**Directions for this task**
Return the material word for word. Do not include pictures.

# # #

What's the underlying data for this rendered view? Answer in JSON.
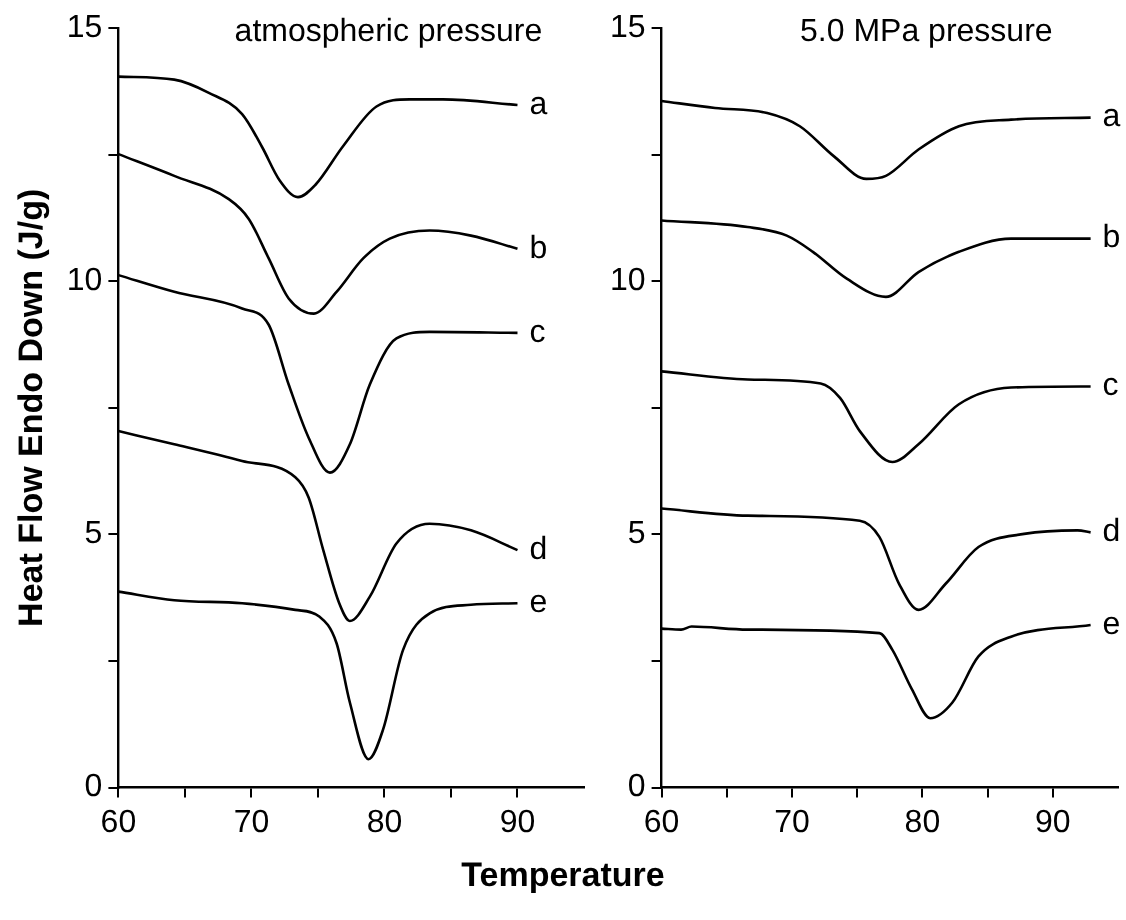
{
  "chart_data": [
    {
      "type": "line",
      "title": "atmospheric pressure",
      "xlabel": "Temperature",
      "ylabel": "Heat Flow Endo Down (J/g)",
      "xlim": [
        60,
        95
      ],
      "ylim": [
        0,
        15
      ],
      "xticks": [
        60,
        {
          "value": 65,
          "label": null
        },
        70,
        {
          "value": 75,
          "label": null
        },
        80,
        {
          "value": 85,
          "label": null
        },
        90
      ],
      "yticks": [
        0,
        {
          "value": 2.5,
          "label": null
        },
        5,
        {
          "value": 7.5,
          "label": null
        },
        10,
        {
          "value": 12.5,
          "label": null
        },
        15
      ],
      "series": [
        {
          "name": "a",
          "color": "#000000",
          "x": [
            60,
            64.2,
            66.8,
            69.3,
            70.8,
            72.1,
            73.5,
            74.8,
            76.9,
            79.4,
            81.9,
            84.4,
            90
          ],
          "values": [
            14.04,
            13.98,
            13.72,
            13.3,
            12.65,
            12.0,
            11.66,
            11.9,
            12.67,
            13.45,
            13.59,
            13.59,
            13.48
          ]
        },
        {
          "name": "b",
          "color": "#000000",
          "x": [
            60,
            64.2,
            68.3,
            69.8,
            71.3,
            72.8,
            74.7,
            76.4,
            78.4,
            80.4,
            83.4,
            86.5,
            90
          ],
          "values": [
            12.51,
            12.08,
            11.62,
            11.23,
            10.45,
            9.66,
            9.36,
            9.79,
            10.45,
            10.84,
            11.0,
            10.9,
            10.64
          ]
        },
        {
          "name": "c",
          "color": "#000000",
          "x": [
            60,
            64.2,
            69.3,
            71.3,
            72.8,
            74.3,
            75.9,
            77.4,
            78.9,
            80.9,
            83.4,
            90
          ],
          "values": [
            10.12,
            9.79,
            9.46,
            9.14,
            7.96,
            6.91,
            6.22,
            6.78,
            7.96,
            8.87,
            9.0,
            8.98
          ]
        },
        {
          "name": "d",
          "color": "#000000",
          "x": [
            60,
            64.2,
            69.3,
            73.3,
            74.3,
            75.4,
            76.6,
            77.4,
            78.9,
            80.9,
            83.4,
            86.5,
            90
          ],
          "values": [
            7.04,
            6.78,
            6.45,
            6.13,
            5.73,
            4.69,
            3.64,
            3.29,
            3.77,
            4.82,
            5.21,
            5.08,
            4.69
          ]
        },
        {
          "name": "e",
          "color": "#000000",
          "x": [
            60,
            64.2,
            69.3,
            73.3,
            75.1,
            76.4,
            77.4,
            78.8,
            79.9,
            81.4,
            83.4,
            86.5,
            90
          ],
          "values": [
            3.87,
            3.7,
            3.64,
            3.51,
            3.38,
            2.85,
            1.68,
            0.56,
            1.15,
            2.72,
            3.44,
            3.61,
            3.64
          ]
        }
      ]
    },
    {
      "type": "line",
      "title": "5.0 MPa pressure",
      "xlim": [
        60,
        95
      ],
      "ylim": [
        0,
        15
      ],
      "xticks": [
        60,
        {
          "value": 65,
          "label": null
        },
        70,
        {
          "value": 75,
          "label": null
        },
        80,
        {
          "value": 85,
          "label": null
        },
        90
      ],
      "yticks": [
        0,
        {
          "value": 2.5,
          "label": null
        },
        5,
        {
          "value": 7.5,
          "label": null
        },
        10,
        {
          "value": 12.5,
          "label": null
        },
        15
      ],
      "series": [
        {
          "name": "a",
          "color": "#000000",
          "x": [
            60,
            64.1,
            68.1,
            70.6,
            73.2,
            75.7,
            77.2,
            79.7,
            82.8,
            86.8,
            92.9
          ],
          "values": [
            13.56,
            13.42,
            13.32,
            13.06,
            12.47,
            12.02,
            12.08,
            12.6,
            13.06,
            13.19,
            13.23
          ]
        },
        {
          "name": "b",
          "color": "#000000",
          "x": [
            60,
            66.6,
            69.6,
            71.6,
            74.2,
            77.2,
            79.7,
            82.8,
            86.8,
            89.9,
            92.9
          ],
          "values": [
            11.2,
            11.07,
            10.9,
            10.58,
            10.05,
            9.69,
            10.18,
            10.58,
            10.84,
            10.84,
            10.84
          ]
        },
        {
          "name": "c",
          "color": "#000000",
          "x": [
            60,
            66.6,
            72.2,
            73.7,
            75.2,
            77.7,
            79.7,
            82.8,
            86.8,
            92.9
          ],
          "values": [
            8.22,
            8.06,
            7.98,
            7.69,
            7.04,
            6.43,
            6.78,
            7.57,
            7.9,
            7.92
          ]
        },
        {
          "name": "d",
          "color": "#000000",
          "x": [
            60,
            66.6,
            75.2,
            76.7,
            78.2,
            79.7,
            81.8,
            84.3,
            87.8,
            91.9,
            92.9
          ],
          "values": [
            5.51,
            5.37,
            5.27,
            4.95,
            4.03,
            3.51,
            4.03,
            4.75,
            5.01,
            5.08,
            5.04
          ]
        },
        {
          "name": "e",
          "color": "#000000",
          "x": [
            60,
            61.5,
            62.3,
            66.6,
            76.7,
            77.7,
            79.2,
            80.6,
            82.3,
            84.3,
            86.8,
            92.9
          ],
          "values": [
            3.14,
            3.12,
            3.18,
            3.12,
            3.05,
            2.72,
            1.94,
            1.37,
            1.68,
            2.59,
            2.98,
            3.21
          ]
        }
      ]
    }
  ]
}
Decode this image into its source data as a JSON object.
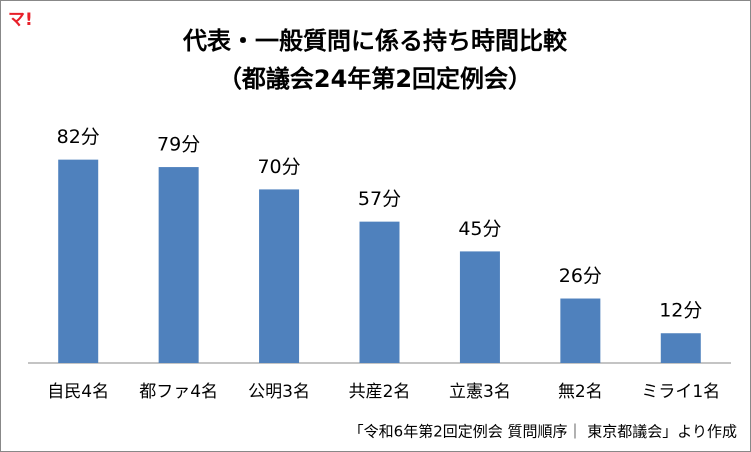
{
  "logo": "マ!",
  "chart_data": {
    "type": "bar",
    "title": "代表・一般質問に係る持ち時間比較",
    "subtitle": "（都議会24年第2回定例会）",
    "categories": [
      "自民4名",
      "都ファ4名",
      "公明3名",
      "共産2名",
      "立憲3名",
      "無2名",
      "ミライ1名"
    ],
    "values": [
      82,
      79,
      70,
      57,
      45,
      26,
      12
    ],
    "value_labels": [
      "82分",
      "79分",
      "70分",
      "57分",
      "45分",
      "26分",
      "12分"
    ],
    "color": "#4f81bd",
    "source": "「令和6年第2回定例会 質問順序｜ 東京都議会」より作成"
  }
}
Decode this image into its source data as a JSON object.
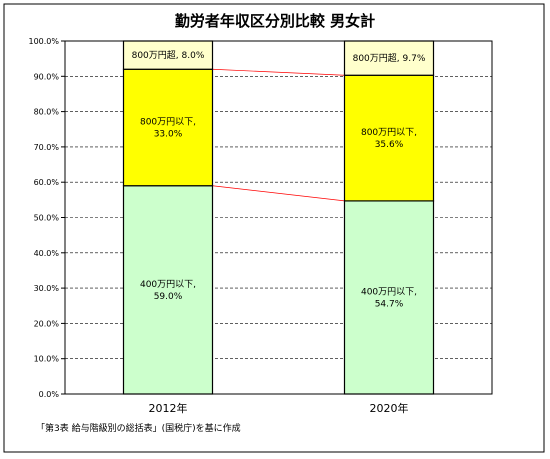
{
  "chart_data": {
    "type": "bar",
    "stacked": true,
    "title": "勤労者年収区分別比較 男女計",
    "categories": [
      "2012年",
      "2020年"
    ],
    "series": [
      {
        "name": "400万円以下",
        "color": "#ccffcc",
        "values": [
          59.0,
          54.7
        ],
        "labels": [
          "400万円以下,\n59.0%",
          "400万円以下,\n54.7%"
        ]
      },
      {
        "name": "800万円以下",
        "color": "#ffff00",
        "values": [
          33.0,
          35.6
        ],
        "labels": [
          "800万円以下,\n33.0%",
          "800万円以下,\n35.6%"
        ]
      },
      {
        "name": "800万円超",
        "color": "#ffffcc",
        "values": [
          8.0,
          9.7
        ],
        "labels": [
          "800万円超, 8.0%",
          "800万円超, 9.7%"
        ]
      }
    ],
    "y_ticks": [
      "0.0%",
      "10.0%",
      "20.0%",
      "30.0%",
      "40.0%",
      "50.0%",
      "60.0%",
      "70.0%",
      "80.0%",
      "90.0%",
      "100.0%"
    ],
    "ylim": [
      0,
      100
    ],
    "grid": true,
    "series_lines": true,
    "note": "「第3表 給与階級別の総括表」(国税庁)を基に作成"
  }
}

# # #

**Response**
What's the underlying data for this rendered view? Answer in JSON.
{
  "chart_data": [
    {
      "type": "line",
      "title": "atmospheric pressure",
      "xlabel": "Temperature",
      "ylabel": "Heat Flow Endo Down (J/g)",
      "xlim": [
        60,
        95
      ],
      "ylim": [
        0,
        15
      ],
      "xticks": [
        60,
        {
          "value": 65,
          "label": null
        },
        70,
        {
          "value": 75,
          "label": null
        },
        80,
        {
          "value": 85,
          "label": null
        },
        90
      ],
      "yticks": [
        0,
        {
          "value": 2.5,
          "label": null
        },
        5,
        {
          "value": 7.5,
          "label": null
        },
        10,
        {
          "value": 12.5,
          "label": null
        },
        15
      ],
      "series": [
        {
          "name": "a",
          "color": "#000000",
          "x": [
            60,
            64.2,
            66.8,
            69.3,
            70.8,
            72.1,
            73.5,
            74.8,
            76.9,
            79.4,
            81.9,
            84.4,
            90
          ],
          "values": [
            14.04,
            13.98,
            13.72,
            13.3,
            12.65,
            12.0,
            11.66,
            11.9,
            12.67,
            13.45,
            13.59,
            13.59,
            13.48
          ]
        },
        {
          "name": "b",
          "color": "#000000",
          "x": [
            60,
            64.2,
            68.3,
            69.8,
            71.3,
            72.8,
            74.7,
            76.4,
            78.4,
            80.4,
            83.4,
            86.5,
            90
          ],
          "values": [
            12.51,
            12.08,
            11.62,
            11.23,
            10.45,
            9.66,
            9.36,
            9.79,
            10.45,
            10.84,
            11.0,
            10.9,
            10.64
          ]
        },
        {
          "name": "c",
          "color": "#000000",
          "x": [
            60,
            64.2,
            69.3,
            71.3,
            72.8,
            74.3,
            75.9,
            77.4,
            78.9,
            80.9,
            83.4,
            90
          ],
          "values": [
            10.12,
            9.79,
            9.46,
            9.14,
            7.96,
            6.91,
            6.22,
            6.78,
            7.96,
            8.87,
            9.0,
            8.98
          ]
        },
        {
          "name": "d",
          "color": "#000000",
          "x": [
            60,
            64.2,
            69.3,
            73.3,
            74.3,
            75.4,
            76.6,
            77.4,
            78.9,
            80.9,
            83.4,
            86.5,
            90
          ],
          "values": [
            7.04,
            6.78,
            6.45,
            6.13,
            5.73,
            4.69,
            3.64,
            3.29,
            3.77,
            4.82,
            5.21,
            5.08,
            4.69
          ]
        },
        {
          "name": "e",
          "color": "#000000",
          "x": [
            60,
            64.2,
            69.3,
            73.3,
            75.1,
            76.4,
            77.4,
            78.8,
            79.9,
            81.4,
            83.4,
            86.5,
            90
          ],
          "values": [
            3.87,
            3.7,
            3.64,
            3.51,
            3.38,
            2.85,
            1.68,
            0.56,
            1.15,
            2.72,
            3.44,
            3.61,
            3.64
          ]
        }
      ]
    },
    {
      "type": "line",
      "title": "5.0 MPa pressure",
      "xlim": [
        60,
        95
      ],
      "ylim": [
        0,
        15
      ],
      "xticks": [
        60,
        {
          "value": 65,
          "label": null
        },
        70,
        {
          "value": 75,
          "label": null
        },
        80,
        {
          "value": 85,
          "label": null
        },
        90
      ],
      "yticks": [
        0,
        {
          "value": 2.5,
          "label": null
        },
        5,
        {
          "value": 7.5,
          "label": null
        },
        10,
        {
          "value": 12.5,
          "label": null
        },
        15
      ],
      "series": [
        {
          "name": "a",
          "color": "#000000",
          "x": [
            60,
            64.1,
            68.1,
            70.6,
            73.2,
            75.7,
            77.2,
            79.7,
            82.8,
            86.8,
            92.9
          ],
          "values": [
            13.56,
            13.42,
            13.32,
            13.06,
            12.47,
            12.02,
            12.08,
            12.6,
            13.06,
            13.19,
            13.23
          ]
        },
        {
          "name": "b",
          "color": "#000000",
          "x": [
            60,
            66.6,
            69.6,
            71.6,
            74.2,
            77.2,
            79.7,
            82.8,
            86.8,
            89.9,
            92.9
          ],
          "values": [
            11.2,
            11.07,
            10.9,
            10.58,
            10.05,
            9.69,
            10.18,
            10.58,
            10.84,
            10.84,
            10.84
          ]
        },
        {
          "name": "c",
          "color": "#000000",
          "x": [
            60,
            66.6,
            72.2,
            73.7,
            75.2,
            77.7,
            79.7,
            82.8,
            86.8,
            92.9
          ],
          "values": [
            8.22,
            8.06,
            7.98,
            7.69,
            7.04,
            6.43,
            6.78,
            7.57,
            7.9,
            7.92
          ]
        },
        {
          "name": "d",
          "color": "#000000",
          "x": [
            60,
            66.6,
            75.2,
            76.7,
            78.2,
            79.7,
            81.8,
            84.3,
            87.8,
            91.9,
            92.9
          ],
          "values": [
            5.51,
            5.37,
            5.27,
            4.95,
            4.03,
            3.51,
            4.03,
            4.75,
            5.01,
            5.08,
            5.04
          ]
        },
        {
          "name": "e",
          "color": "#000000",
          "x": [
            60,
            61.5,
            62.3,
            66.6,
            76.7,
            77.7,
            79.2,
            80.6,
            82.3,
            84.3,
            86.8,
            92.9
          ],
          "values": [
            3.14,
            3.12,
            3.18,
            3.12,
            3.05,
            2.72,
            1.94,
            1.37,
            1.68,
            2.59,
            2.98,
            3.21
          ]
        }
      ]
    }
  ]
}
Decode this image into its source data as a JSON object.
{
  "logo": "マ!",
  "chart_data": {
    "type": "bar",
    "title": "代表・一般質問に係る持ち時間比較",
    "subtitle": "（都議会24年第2回定例会）",
    "categories": [
      "自民4名",
      "都ファ4名",
      "公明3名",
      "共産2名",
      "立憲3名",
      "無2名",
      "ミライ1名"
    ],
    "values": [
      82,
      79,
      70,
      57,
      45,
      26,
      12
    ],
    "value_labels": [
      "82分",
      "79分",
      "70分",
      "57分",
      "45分",
      "26分",
      "12分"
    ],
    "color": "#4f81bd",
    "source": "「令和6年第2回定例会 質問順序｜ 東京都議会」より作成"
  }
}
Decode this image into its source data as a JSON object.
{
  "chart_data": {
    "type": "bar",
    "stacked": true,
    "title": "勤労者年収区分別比較 男女計",
    "categories": [
      "2012年",
      "2020年"
    ],
    "series": [
      {
        "name": "400万円以下",
        "color": "#ccffcc",
        "values": [
          59.0,
          54.7
        ],
        "labels": [
          "400万円以下,\n59.0%",
          "400万円以下,\n54.7%"
        ]
      },
      {
        "name": "800万円以下",
        "color": "#ffff00",
        "values": [
          33.0,
          35.6
        ],
        "labels": [
          "800万円以下,\n33.0%",
          "800万円以下,\n35.6%"
        ]
      },
      {
        "name": "800万円超",
        "color": "#ffffcc",
        "values": [
          8.0,
          9.7
        ],
        "labels": [
          "800万円超, 8.0%",
          "800万円超, 9.7%"
        ]
      }
    ],
    "y_ticks": [
      "0.0%",
      "10.0%",
      "20.0%",
      "30.0%",
      "40.0%",
      "50.0%",
      "60.0%",
      "70.0%",
      "80.0%",
      "90.0%",
      "100.0%"
    ],
    "ylim": [
      0,
      100
    ],
    "grid": true,
    "series_lines": true,
    "note": "「第3表 給与階級別の総括表」(国税庁)を基に作成"
  }
}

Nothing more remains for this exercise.